[Collected data entries]
>> START

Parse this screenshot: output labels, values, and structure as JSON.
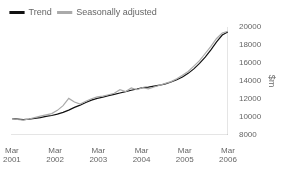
{
  "chart_data": {
    "type": "line",
    "ylabel": "$m",
    "x": [
      0,
      0.5263157894736842,
      1.0526315789473684,
      1.5789473684210527,
      2.1052631578947367,
      2.631578947368421,
      3.1578947368421053,
      3.6842105263157894,
      4.2105263157894735,
      4.7368421052631575,
      5.263157894736842,
      5.789473684210526,
      6.315789473684211,
      6.842105263157895,
      7.368421052631579,
      7.894736842105263,
      8.421052631578947,
      8.947368421052632,
      9.473684210526315,
      10,
      10.526315789473685,
      11.052631578947368,
      11.578947368421053,
      12.105263157894736,
      12.631578947368421,
      13.157894736842104,
      13.68421052631579,
      14.210526315789474,
      14.736842105263158,
      15.263157894736842,
      15.789473684210526,
      16.31578947368421,
      16.842105263157894,
      17.36842105263158,
      17.894736842105264,
      18.42105263157895,
      18.94736842105263,
      19.473684210526315,
      20
    ],
    "xlim": [
      0,
      20
    ],
    "xticks": [
      {
        "value": 0,
        "label": "Mar\n2001"
      },
      {
        "value": 4,
        "label": "Mar\n2002"
      },
      {
        "value": 8,
        "label": "Mar\n2003"
      },
      {
        "value": 12,
        "label": "Mar\n2004"
      },
      {
        "value": 16,
        "label": "Mar\n2005"
      },
      {
        "value": 20,
        "label": "Mar\n2006"
      }
    ],
    "ylim": [
      8000,
      20000
    ],
    "yticks": [
      8000,
      10000,
      12000,
      14000,
      16000,
      18000,
      20000
    ],
    "grid": false,
    "legend": "upper left",
    "series": [
      {
        "name": "Seasonally adjusted",
        "color": "#aaaaaa",
        "values": [
          9800,
          9700,
          9640,
          9760,
          9920,
          10070,
          10210,
          10360,
          10720,
          11250,
          12050,
          11650,
          11420,
          11730,
          12020,
          12220,
          12310,
          12460,
          12620,
          13020,
          12820,
          13220,
          13020,
          13240,
          13120,
          13320,
          13520,
          13720,
          13920,
          14230,
          14640,
          15050,
          15640,
          16250,
          17050,
          17850,
          18720,
          19330,
          19530
        ]
      },
      {
        "name": "Trend",
        "color": "#111111",
        "values": [
          9800,
          9750,
          9700,
          9750,
          9820,
          9920,
          10050,
          10150,
          10300,
          10500,
          10750,
          11050,
          11300,
          11600,
          11860,
          12060,
          12200,
          12360,
          12500,
          12650,
          12810,
          12960,
          13100,
          13260,
          13310,
          13420,
          13520,
          13670,
          13880,
          14120,
          14430,
          14840,
          15340,
          15950,
          16650,
          17450,
          18350,
          19100,
          19450
        ]
      }
    ]
  }
}
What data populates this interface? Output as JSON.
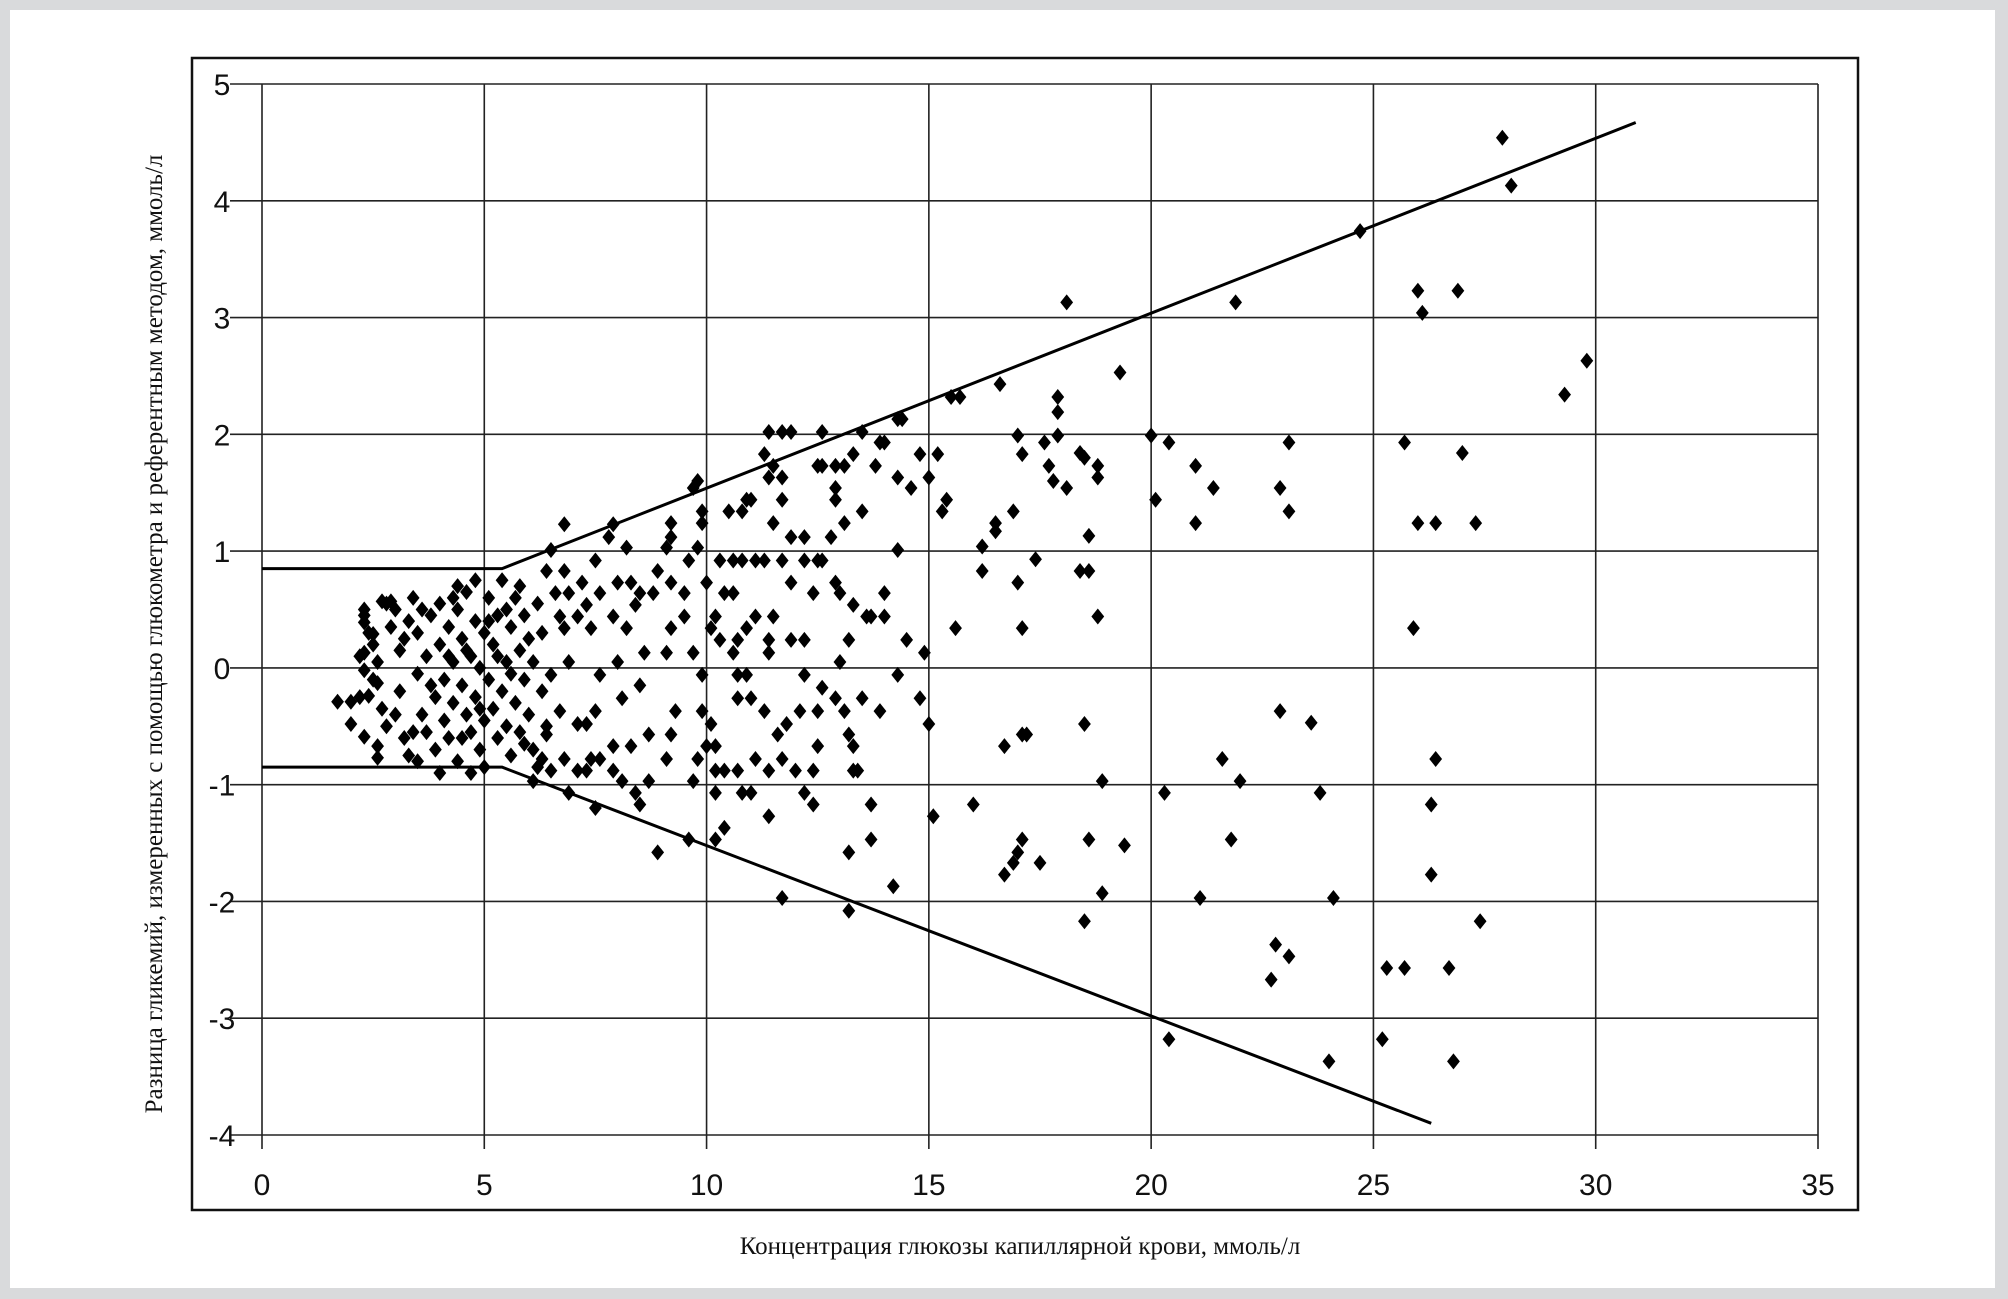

>> END

**AIM**
Return a copy of every line that includes the word "this".

**TASK SOLUTION**
Parse this screenshot: output labels, values, and structure as JSON.
What data populates this interface? Output as JSON.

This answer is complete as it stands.